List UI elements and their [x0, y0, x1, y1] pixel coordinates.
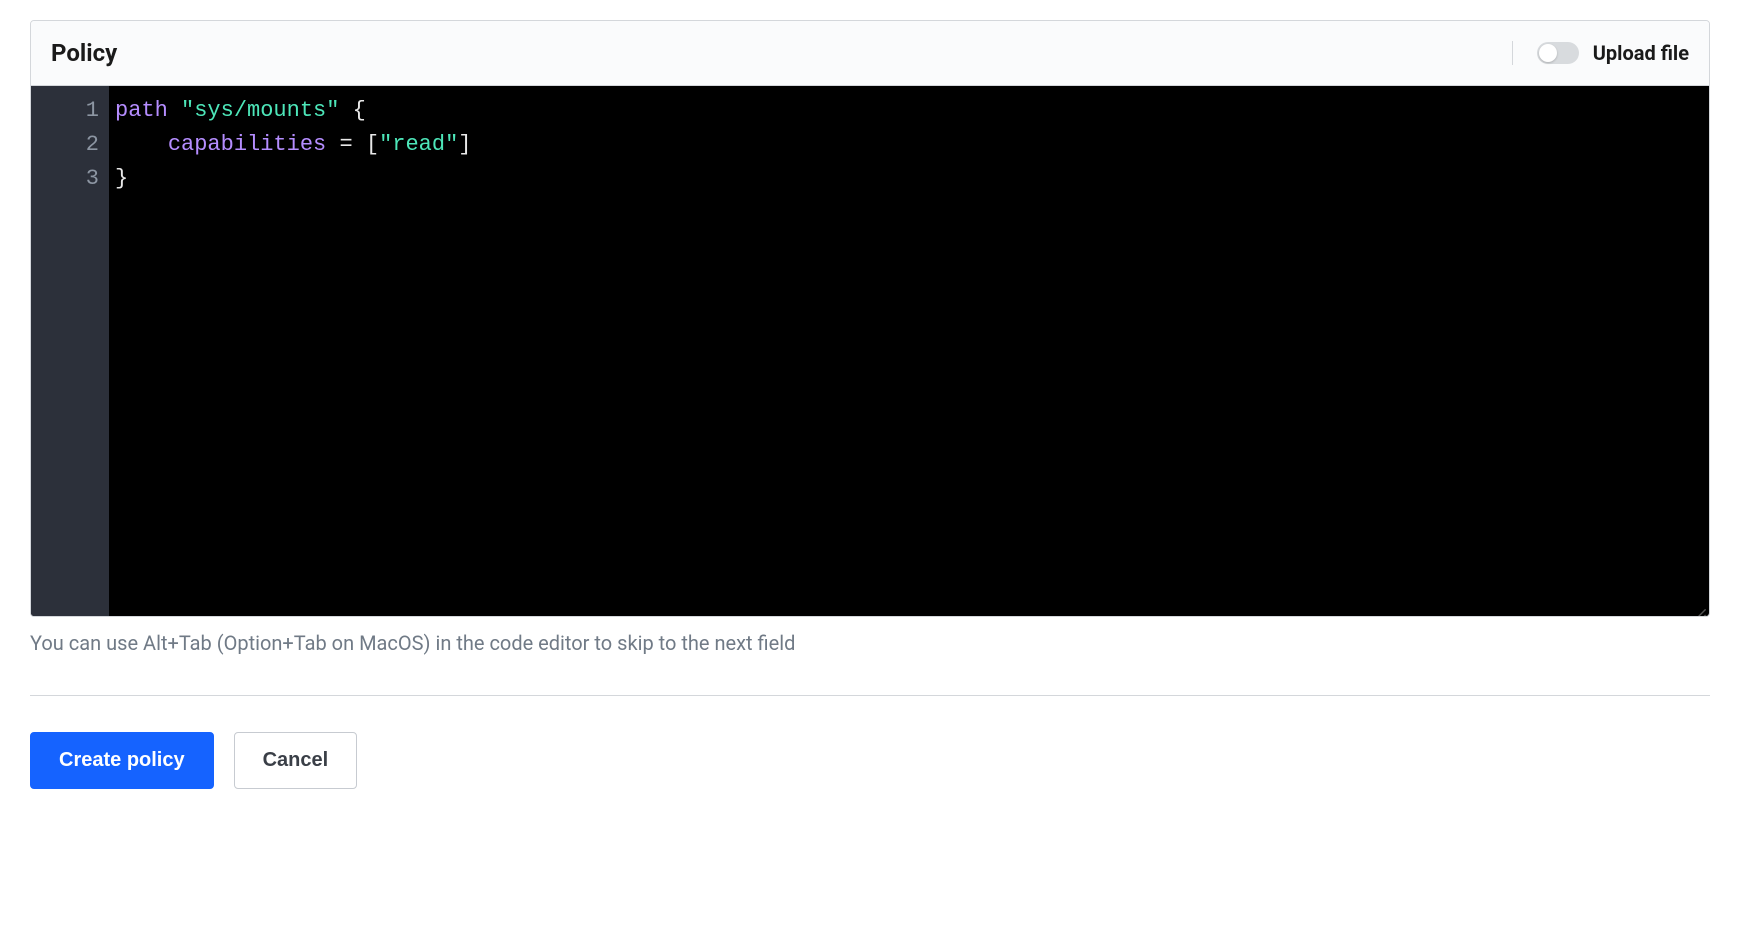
policy-panel-header: Policy Upload file [31, 21, 1709, 86]
code-content[interactable]: path "sys/mounts" { capabilities = ["rea… [109, 86, 1709, 616]
create-policy-button[interactable]: Create policy [30, 732, 214, 789]
code-line: } [115, 162, 1703, 196]
code-line: capabilities = ["read"] [115, 128, 1703, 162]
cancel-button[interactable]: Cancel [234, 732, 358, 789]
editor-hint: You can use Alt+Tab (Option+Tab on MacOS… [30, 631, 1710, 655]
resize-handle-icon[interactable] [1693, 600, 1707, 614]
policy-panel: Policy Upload file 123 path "sys/mounts"… [30, 20, 1710, 617]
line-number: 2 [31, 128, 99, 162]
line-number: 3 [31, 162, 99, 196]
upload-file-label: Upload file [1593, 41, 1689, 65]
policy-title: Policy [51, 39, 117, 67]
divider [30, 695, 1710, 696]
upload-file-toggle[interactable] [1537, 42, 1579, 64]
line-number: 1 [31, 94, 99, 128]
code-line: path "sys/mounts" { [115, 94, 1703, 128]
code-gutter: 123 [31, 86, 109, 616]
upload-section: Upload file [1512, 41, 1689, 65]
action-buttons: Create policy Cancel [30, 732, 1710, 789]
toggle-knob [1539, 44, 1557, 62]
policy-code-editor[interactable]: 123 path "sys/mounts" { capabilities = [… [31, 86, 1709, 616]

§

▶ [The exercise]
Reproduce, character for character, the stretch of entries from the line containing "policy-panel-header: Policy Upload" through the line containing "cancel-button[interactable]: Cancel [234, 732, 358, 789]", including both of those lines.

▶ [The reply]
policy-panel-header: Policy Upload file [31, 21, 1709, 86]
code-content[interactable]: path "sys/mounts" { capabilities = ["rea… [109, 86, 1709, 616]
create-policy-button[interactable]: Create policy [30, 732, 214, 789]
code-line: } [115, 162, 1703, 196]
code-line: capabilities = ["read"] [115, 128, 1703, 162]
cancel-button[interactable]: Cancel [234, 732, 358, 789]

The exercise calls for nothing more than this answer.